-- start Records for this task --

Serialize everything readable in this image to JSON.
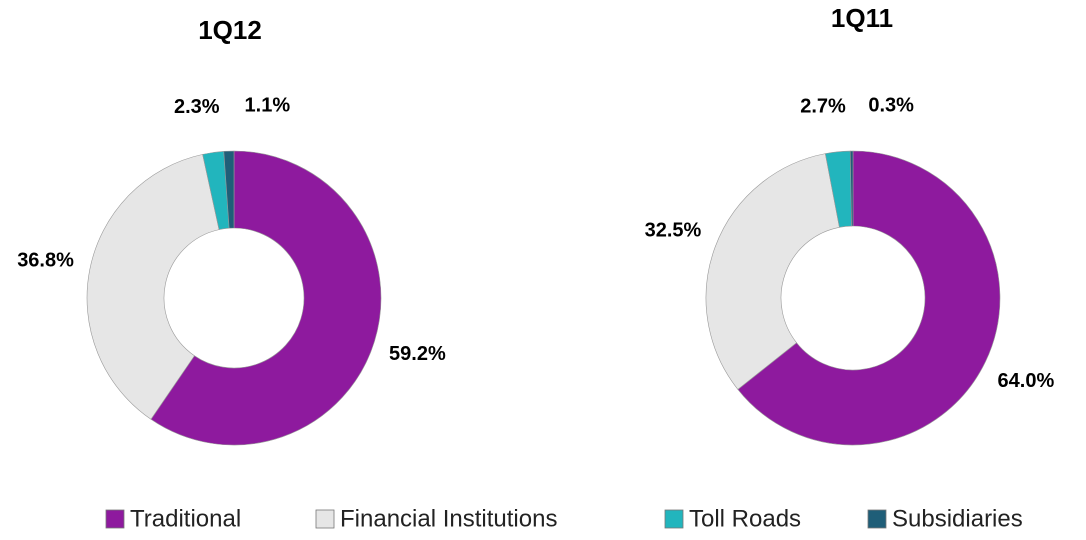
{
  "chart_data": [
    {
      "type": "pie",
      "title": "1Q12",
      "categories": [
        "Traditional",
        "Financial Institutions",
        "Toll Roads",
        "Subsidiaries"
      ],
      "values": [
        59.2,
        36.8,
        2.3,
        1.1
      ],
      "value_labels": [
        "59.2%",
        "36.8%",
        "2.3%",
        "1.1%"
      ],
      "colors": [
        "#8e1a9e",
        "#e6e6e6",
        "#22b5bd",
        "#1f5e78"
      ]
    },
    {
      "type": "pie",
      "title": "1Q11",
      "categories": [
        "Traditional",
        "Financial Institutions",
        "Toll Roads",
        "Subsidiaries"
      ],
      "values": [
        64.0,
        32.5,
        2.7,
        0.3
      ],
      "value_labels": [
        "64.0%",
        "32.5%",
        "2.7%",
        "0.3%"
      ],
      "colors": [
        "#8e1a9e",
        "#e6e6e6",
        "#22b5bd",
        "#1f5e78"
      ]
    }
  ]
}
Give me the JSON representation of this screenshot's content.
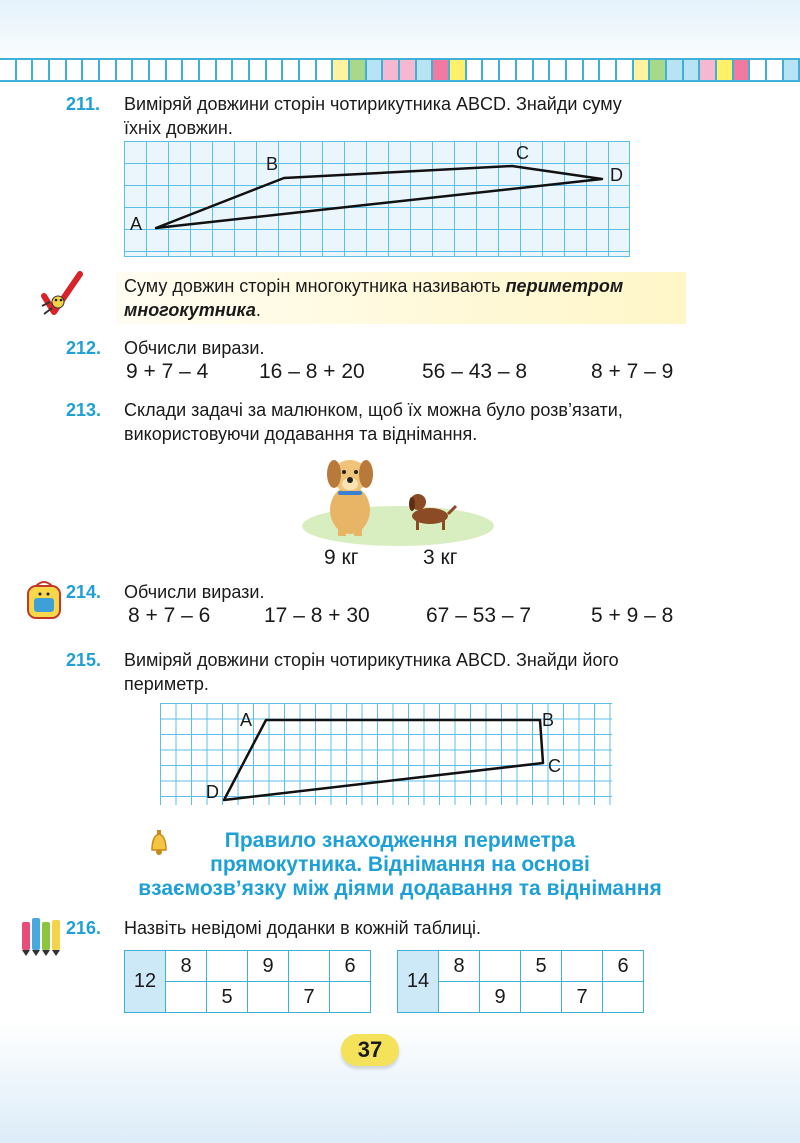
{
  "header": {
    "stripe_colors": [
      "#ffffff",
      "#ffffff",
      "#ffffff",
      "#ffffff",
      "#ffffff",
      "#ffffff",
      "#ffffff",
      "#ffffff",
      "#ffffff",
      "#ffffff",
      "#ffffff",
      "#ffffff",
      "#ffffff",
      "#ffffff",
      "#ffffff",
      "#ffffff",
      "#ffffff",
      "#ffffff",
      "#ffffff",
      "#ffffff",
      "#fff3a0",
      "#a8d88a",
      "#b7e3f5",
      "#f6b8d0",
      "#f6b8d0",
      "#b7e3f5",
      "#f07aa0",
      "#fff06a",
      "#ffffff",
      "#ffffff",
      "#ffffff",
      "#ffffff",
      "#ffffff",
      "#ffffff",
      "#ffffff",
      "#ffffff",
      "#ffffff",
      "#ffffff",
      "#fff3a0",
      "#a8d88a",
      "#b7e3f5",
      "#b7e3f5",
      "#f6b8d0",
      "#fff06a",
      "#f07aa0",
      "#ffffff",
      "#ffffff",
      "#b7e3f5"
    ]
  },
  "ex211": {
    "number": "211.",
    "text_line1": "Виміряй довжини сторін чотирикутника ABCD. Знайди суму",
    "text_line2": "їхніх довжин.",
    "labels": {
      "a": "A",
      "b": "B",
      "c": "C",
      "d": "D"
    }
  },
  "rule": {
    "text_plain": "Суму довжин сторін многокутника називають ",
    "text_bold_1": "периметром",
    "text_bold_2": "многокутника",
    "text_end": "."
  },
  "ex212": {
    "number": "212.",
    "text": "Обчисли вирази.",
    "expressions": [
      "9 + 7 – 4",
      "16 – 8 + 20",
      "56 – 43 – 8",
      "8 + 7 – 9"
    ]
  },
  "ex213": {
    "number": "213.",
    "text_line1": "Склади задачі за малюнком, щоб їх можна було розв’язати,",
    "text_line2": "використовуючи додавання та віднімання.",
    "weight_big": "9 кг",
    "weight_small": "3 кг"
  },
  "ex214": {
    "number": "214.",
    "text": "Обчисли вирази.",
    "expressions": [
      "8 + 7 – 6",
      "17 – 8 + 30",
      "67 – 53 – 7",
      "5 + 9 – 8"
    ]
  },
  "ex215": {
    "number": "215.",
    "text_line1": "Виміряй довжини сторін чотирикутника ABCD. Знайди його",
    "text_line2": "периметр.",
    "labels": {
      "a": "A",
      "b": "B",
      "c": "C",
      "d": "D"
    }
  },
  "section": {
    "line1": "Правило знаходження периметра",
    "line2": "прямокутника. Віднімання на основі",
    "line3": "взаємозв’язку між діями додавання та віднімання"
  },
  "ex216": {
    "number": "216.",
    "text": "Назвіть невідомі доданки в кожній таблиці.",
    "table1": {
      "sum": "12",
      "top": [
        "8",
        "",
        "9",
        "",
        "6"
      ],
      "bottom": [
        "",
        "5",
        "",
        "7",
        ""
      ]
    },
    "table2": {
      "sum": "14",
      "top": [
        "8",
        "",
        "5",
        "",
        "6"
      ],
      "bottom": [
        "",
        "9",
        "",
        "7",
        ""
      ]
    }
  },
  "page_number": "37"
}
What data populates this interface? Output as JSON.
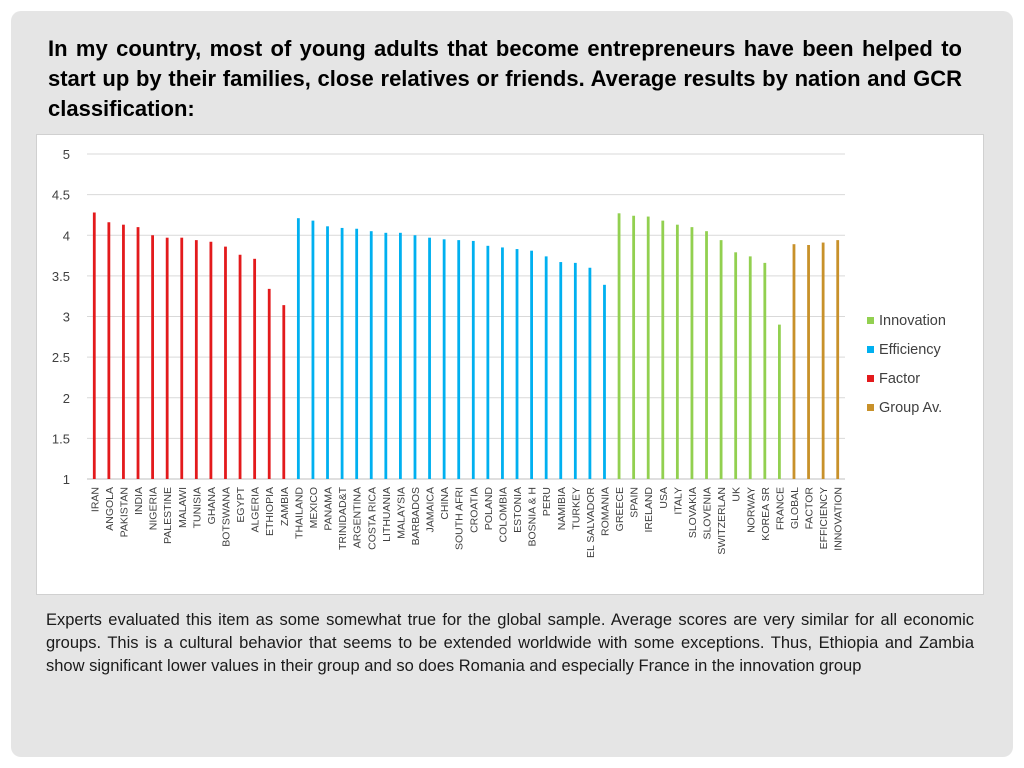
{
  "heading": "In my country, most of young adults that become entrepreneurs have been helped to start up by their families, close relatives or friends. Average results by nation and GCR classification:",
  "note": "Experts evaluated this item as some somewhat true for the global sample. Average scores are very similar for all economic groups. This is a cultural behavior that seems to be extended worldwide with some exceptions. Thus, Ethiopia and Zambia show  significant lower values in their group and so does Romania  and especially France in the innovation group",
  "chart_data": {
    "type": "bar",
    "title": "",
    "xlabel": "",
    "ylabel": "",
    "ylim": [
      1,
      5
    ],
    "yticks": [
      "1",
      "1.5",
      "2",
      "2.5",
      "3",
      "3.5",
      "4",
      "4.5",
      "5"
    ],
    "grid": true,
    "legend_position": "right",
    "legend": [
      {
        "name": "Innovation",
        "color": "#92d050"
      },
      {
        "name": "Efficiency",
        "color": "#00b0f0"
      },
      {
        "name": "Factor",
        "color": "#e31a1c"
      },
      {
        "name": "Group Av.",
        "color": "#c8912a"
      }
    ],
    "colors": {
      "Factor": "#e31a1c",
      "Efficiency": "#00b0f0",
      "Innovation": "#92d050",
      "Group Av.": "#c8912a"
    },
    "bars": [
      {
        "label": "IRAN",
        "value": 4.28,
        "group": "Factor"
      },
      {
        "label": "ANGOLA",
        "value": 4.16,
        "group": "Factor"
      },
      {
        "label": "PAKISTAN",
        "value": 4.13,
        "group": "Factor"
      },
      {
        "label": "INDIA",
        "value": 4.1,
        "group": "Factor"
      },
      {
        "label": "NIGERIA",
        "value": 4.0,
        "group": "Factor"
      },
      {
        "label": "PALESTINE",
        "value": 3.97,
        "group": "Factor"
      },
      {
        "label": "MALAWI",
        "value": 3.97,
        "group": "Factor"
      },
      {
        "label": "TUNISIA",
        "value": 3.94,
        "group": "Factor"
      },
      {
        "label": "GHANA",
        "value": 3.92,
        "group": "Factor"
      },
      {
        "label": "BOTSWANA",
        "value": 3.86,
        "group": "Factor"
      },
      {
        "label": "EGYPT",
        "value": 3.76,
        "group": "Factor"
      },
      {
        "label": "ALGERIA",
        "value": 3.71,
        "group": "Factor"
      },
      {
        "label": "ETHIOPIA",
        "value": 3.34,
        "group": "Factor"
      },
      {
        "label": "ZAMBIA",
        "value": 3.14,
        "group": "Factor"
      },
      {
        "label": "THAILAND",
        "value": 4.21,
        "group": "Efficiency"
      },
      {
        "label": "MEXICO",
        "value": 4.18,
        "group": "Efficiency"
      },
      {
        "label": "PANAMA",
        "value": 4.11,
        "group": "Efficiency"
      },
      {
        "label": "TRINIDAD&T",
        "value": 4.09,
        "group": "Efficiency"
      },
      {
        "label": "ARGENTINA",
        "value": 4.08,
        "group": "Efficiency"
      },
      {
        "label": "COSTA RICA",
        "value": 4.05,
        "group": "Efficiency"
      },
      {
        "label": "LITHUANIA",
        "value": 4.03,
        "group": "Efficiency"
      },
      {
        "label": "MALAYSIA",
        "value": 4.03,
        "group": "Efficiency"
      },
      {
        "label": "BARBADOS",
        "value": 4.0,
        "group": "Efficiency"
      },
      {
        "label": "JAMAICA",
        "value": 3.97,
        "group": "Efficiency"
      },
      {
        "label": "CHINA",
        "value": 3.95,
        "group": "Efficiency"
      },
      {
        "label": "SOUTH AFRI",
        "value": 3.94,
        "group": "Efficiency"
      },
      {
        "label": "CROATIA",
        "value": 3.93,
        "group": "Efficiency"
      },
      {
        "label": "POLAND",
        "value": 3.87,
        "group": "Efficiency"
      },
      {
        "label": "COLOMBIA",
        "value": 3.85,
        "group": "Efficiency"
      },
      {
        "label": "ESTONIA",
        "value": 3.83,
        "group": "Efficiency"
      },
      {
        "label": "BOSNIA & H",
        "value": 3.81,
        "group": "Efficiency"
      },
      {
        "label": "PERU",
        "value": 3.74,
        "group": "Efficiency"
      },
      {
        "label": "NAMIBIA",
        "value": 3.67,
        "group": "Efficiency"
      },
      {
        "label": "TURKEY",
        "value": 3.66,
        "group": "Efficiency"
      },
      {
        "label": "EL SALVADOR",
        "value": 3.6,
        "group": "Efficiency"
      },
      {
        "label": "ROMANIA",
        "value": 3.39,
        "group": "Efficiency"
      },
      {
        "label": "GREECE",
        "value": 4.27,
        "group": "Innovation"
      },
      {
        "label": "SPAIN",
        "value": 4.24,
        "group": "Innovation"
      },
      {
        "label": "IRELAND",
        "value": 4.23,
        "group": "Innovation"
      },
      {
        "label": "USA",
        "value": 4.18,
        "group": "Innovation"
      },
      {
        "label": "ITALY",
        "value": 4.13,
        "group": "Innovation"
      },
      {
        "label": "SLOVAKIA",
        "value": 4.1,
        "group": "Innovation"
      },
      {
        "label": "SLOVENIA",
        "value": 4.05,
        "group": "Innovation"
      },
      {
        "label": "SWITZERLAN",
        "value": 3.94,
        "group": "Innovation"
      },
      {
        "label": "UK",
        "value": 3.79,
        "group": "Innovation"
      },
      {
        "label": "NORWAY",
        "value": 3.74,
        "group": "Innovation"
      },
      {
        "label": "KOREA SR",
        "value": 3.66,
        "group": "Innovation"
      },
      {
        "label": "FRANCE",
        "value": 2.9,
        "group": "Innovation"
      },
      {
        "label": "GLOBAL",
        "value": 3.89,
        "group": "Group Av."
      },
      {
        "label": "FACTOR",
        "value": 3.88,
        "group": "Group Av."
      },
      {
        "label": "EFFICIENCY",
        "value": 3.91,
        "group": "Group Av."
      },
      {
        "label": "INNOVATION",
        "value": 3.94,
        "group": "Group Av."
      }
    ]
  }
}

-- end Records for this task --

Copy out every line of the material above that mentions the word "сторін".

    "text_line1": "Виміряй довжини сторін чотирикутника ABCD. Знайди суму",
    "text_plain": "Суму довжин сторін многокутника називають ",
    "text_line1": "Виміряй довжини сторін чотирикутника ABCD. Знайди його",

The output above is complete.